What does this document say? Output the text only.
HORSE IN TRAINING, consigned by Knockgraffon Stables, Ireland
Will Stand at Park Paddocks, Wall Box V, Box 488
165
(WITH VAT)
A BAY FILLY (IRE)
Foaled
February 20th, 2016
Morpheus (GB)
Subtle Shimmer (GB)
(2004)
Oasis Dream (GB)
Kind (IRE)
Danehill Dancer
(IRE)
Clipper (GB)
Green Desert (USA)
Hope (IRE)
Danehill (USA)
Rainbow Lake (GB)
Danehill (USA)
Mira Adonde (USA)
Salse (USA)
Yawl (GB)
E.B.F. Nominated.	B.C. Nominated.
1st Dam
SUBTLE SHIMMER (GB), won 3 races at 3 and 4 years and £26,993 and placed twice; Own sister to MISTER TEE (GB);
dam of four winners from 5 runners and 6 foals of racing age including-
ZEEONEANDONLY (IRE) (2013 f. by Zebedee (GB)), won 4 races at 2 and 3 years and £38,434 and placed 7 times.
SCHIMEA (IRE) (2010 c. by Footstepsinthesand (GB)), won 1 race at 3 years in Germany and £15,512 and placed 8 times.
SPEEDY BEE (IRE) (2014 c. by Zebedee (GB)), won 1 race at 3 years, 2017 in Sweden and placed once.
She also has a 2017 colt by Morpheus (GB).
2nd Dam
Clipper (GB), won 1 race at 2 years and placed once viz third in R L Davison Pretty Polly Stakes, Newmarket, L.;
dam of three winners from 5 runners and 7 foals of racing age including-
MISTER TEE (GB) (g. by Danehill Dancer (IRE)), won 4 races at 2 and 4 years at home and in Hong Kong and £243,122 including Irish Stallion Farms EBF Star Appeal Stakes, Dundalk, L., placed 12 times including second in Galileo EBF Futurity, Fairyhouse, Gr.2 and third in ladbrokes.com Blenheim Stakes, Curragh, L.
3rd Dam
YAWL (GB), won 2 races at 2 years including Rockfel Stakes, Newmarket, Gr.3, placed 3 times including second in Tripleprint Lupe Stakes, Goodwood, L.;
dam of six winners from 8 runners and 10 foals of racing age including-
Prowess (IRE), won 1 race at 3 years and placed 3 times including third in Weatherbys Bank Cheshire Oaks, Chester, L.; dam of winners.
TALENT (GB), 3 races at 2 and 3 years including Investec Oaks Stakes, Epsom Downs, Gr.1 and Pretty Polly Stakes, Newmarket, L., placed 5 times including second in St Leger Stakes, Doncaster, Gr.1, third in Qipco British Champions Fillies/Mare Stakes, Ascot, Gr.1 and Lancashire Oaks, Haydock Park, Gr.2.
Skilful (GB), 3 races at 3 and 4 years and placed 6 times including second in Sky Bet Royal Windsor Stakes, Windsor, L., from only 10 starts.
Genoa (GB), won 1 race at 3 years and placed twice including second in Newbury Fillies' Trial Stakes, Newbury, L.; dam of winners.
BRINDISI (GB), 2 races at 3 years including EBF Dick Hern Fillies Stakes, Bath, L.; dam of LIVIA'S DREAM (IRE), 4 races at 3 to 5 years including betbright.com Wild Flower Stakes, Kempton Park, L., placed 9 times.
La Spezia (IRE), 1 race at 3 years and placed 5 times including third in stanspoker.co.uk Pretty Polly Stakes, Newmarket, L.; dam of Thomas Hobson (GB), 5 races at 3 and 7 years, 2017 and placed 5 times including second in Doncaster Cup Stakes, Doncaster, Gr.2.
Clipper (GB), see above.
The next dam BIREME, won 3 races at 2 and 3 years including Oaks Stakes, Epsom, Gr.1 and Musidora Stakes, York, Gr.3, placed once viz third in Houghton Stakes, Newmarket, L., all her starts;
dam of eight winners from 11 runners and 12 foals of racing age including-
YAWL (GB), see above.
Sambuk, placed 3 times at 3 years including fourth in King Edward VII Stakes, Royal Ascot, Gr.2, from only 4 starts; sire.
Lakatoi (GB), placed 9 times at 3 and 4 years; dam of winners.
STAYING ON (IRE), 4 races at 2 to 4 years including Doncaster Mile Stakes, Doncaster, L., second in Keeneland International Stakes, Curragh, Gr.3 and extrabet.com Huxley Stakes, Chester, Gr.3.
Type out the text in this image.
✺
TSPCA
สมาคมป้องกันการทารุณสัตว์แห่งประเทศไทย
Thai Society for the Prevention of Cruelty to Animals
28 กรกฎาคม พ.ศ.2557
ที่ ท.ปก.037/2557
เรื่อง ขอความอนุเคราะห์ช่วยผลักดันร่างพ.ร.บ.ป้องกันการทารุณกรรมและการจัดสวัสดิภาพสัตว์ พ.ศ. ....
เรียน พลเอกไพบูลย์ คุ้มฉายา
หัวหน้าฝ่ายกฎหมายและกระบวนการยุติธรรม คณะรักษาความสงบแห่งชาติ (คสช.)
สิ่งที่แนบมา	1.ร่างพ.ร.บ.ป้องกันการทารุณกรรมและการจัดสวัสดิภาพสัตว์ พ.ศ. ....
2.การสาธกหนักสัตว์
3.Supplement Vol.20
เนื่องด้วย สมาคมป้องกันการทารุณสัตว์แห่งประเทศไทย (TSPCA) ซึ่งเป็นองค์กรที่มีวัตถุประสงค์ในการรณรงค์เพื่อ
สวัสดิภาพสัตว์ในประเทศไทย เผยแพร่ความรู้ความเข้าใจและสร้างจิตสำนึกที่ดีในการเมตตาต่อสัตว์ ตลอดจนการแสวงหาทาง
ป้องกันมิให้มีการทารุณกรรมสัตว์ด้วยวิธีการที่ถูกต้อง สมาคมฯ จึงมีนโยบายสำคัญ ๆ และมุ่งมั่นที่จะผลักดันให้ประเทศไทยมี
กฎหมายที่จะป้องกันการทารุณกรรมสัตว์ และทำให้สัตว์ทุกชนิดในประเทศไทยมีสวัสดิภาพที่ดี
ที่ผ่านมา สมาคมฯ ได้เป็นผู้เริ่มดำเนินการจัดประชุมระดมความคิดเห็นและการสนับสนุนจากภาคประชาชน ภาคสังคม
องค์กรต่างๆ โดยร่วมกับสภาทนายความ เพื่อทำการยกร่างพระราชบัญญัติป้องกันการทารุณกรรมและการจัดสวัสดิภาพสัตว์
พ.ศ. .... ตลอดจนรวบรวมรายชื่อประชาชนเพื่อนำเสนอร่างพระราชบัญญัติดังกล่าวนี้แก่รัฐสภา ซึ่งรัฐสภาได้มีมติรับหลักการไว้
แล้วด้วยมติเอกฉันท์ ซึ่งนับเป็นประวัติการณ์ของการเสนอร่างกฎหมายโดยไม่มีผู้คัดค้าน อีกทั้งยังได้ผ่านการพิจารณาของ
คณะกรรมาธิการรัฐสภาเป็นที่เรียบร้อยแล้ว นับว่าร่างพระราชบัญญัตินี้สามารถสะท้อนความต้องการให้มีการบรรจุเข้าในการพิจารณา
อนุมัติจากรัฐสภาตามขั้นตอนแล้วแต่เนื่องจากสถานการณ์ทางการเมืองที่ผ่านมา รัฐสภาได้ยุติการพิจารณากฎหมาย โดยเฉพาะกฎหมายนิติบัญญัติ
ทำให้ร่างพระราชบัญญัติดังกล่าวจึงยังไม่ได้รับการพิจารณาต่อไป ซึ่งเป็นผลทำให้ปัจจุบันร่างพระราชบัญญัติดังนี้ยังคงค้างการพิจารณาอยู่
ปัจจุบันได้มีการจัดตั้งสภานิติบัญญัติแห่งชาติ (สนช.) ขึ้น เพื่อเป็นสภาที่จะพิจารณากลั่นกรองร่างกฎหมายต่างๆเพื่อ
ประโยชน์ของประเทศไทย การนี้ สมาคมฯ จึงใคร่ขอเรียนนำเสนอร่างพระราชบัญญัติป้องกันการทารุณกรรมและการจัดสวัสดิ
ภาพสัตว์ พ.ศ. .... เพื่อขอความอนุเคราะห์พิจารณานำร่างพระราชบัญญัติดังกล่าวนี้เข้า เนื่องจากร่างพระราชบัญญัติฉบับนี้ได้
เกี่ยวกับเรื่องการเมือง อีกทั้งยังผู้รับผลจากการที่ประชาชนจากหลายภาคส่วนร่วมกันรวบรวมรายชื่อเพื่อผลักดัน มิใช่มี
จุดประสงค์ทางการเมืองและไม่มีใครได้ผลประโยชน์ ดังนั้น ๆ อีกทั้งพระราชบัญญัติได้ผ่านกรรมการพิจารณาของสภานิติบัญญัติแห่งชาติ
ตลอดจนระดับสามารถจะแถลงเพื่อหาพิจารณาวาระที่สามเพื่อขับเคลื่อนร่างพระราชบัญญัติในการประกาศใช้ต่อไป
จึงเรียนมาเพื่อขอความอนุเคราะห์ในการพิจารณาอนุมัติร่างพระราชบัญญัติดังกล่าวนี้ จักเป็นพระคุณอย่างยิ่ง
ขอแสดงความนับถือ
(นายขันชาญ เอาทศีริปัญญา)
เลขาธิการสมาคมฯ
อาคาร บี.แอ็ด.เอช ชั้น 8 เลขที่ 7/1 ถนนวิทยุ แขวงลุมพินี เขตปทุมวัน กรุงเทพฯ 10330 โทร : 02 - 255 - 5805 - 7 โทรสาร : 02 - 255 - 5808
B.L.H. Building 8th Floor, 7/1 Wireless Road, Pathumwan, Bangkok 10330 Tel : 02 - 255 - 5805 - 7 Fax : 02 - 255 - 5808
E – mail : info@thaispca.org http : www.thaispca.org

◆ ◆ ◆ ◆ ◆

What is expected ▸ Return each full line of the entries that contains the word "Zebedee".

Answer to the task ▸
ZEEONEANDONLY (IRE) (2013 f. by Zebedee (GB)), won 4 races at 2 and 3 years and £38,434 and placed 7 times.
SPEEDY BEE (IRE) (2014 c. by Zebedee (GB)), won 1 race at 3 years, 2017 in Sweden and placed once.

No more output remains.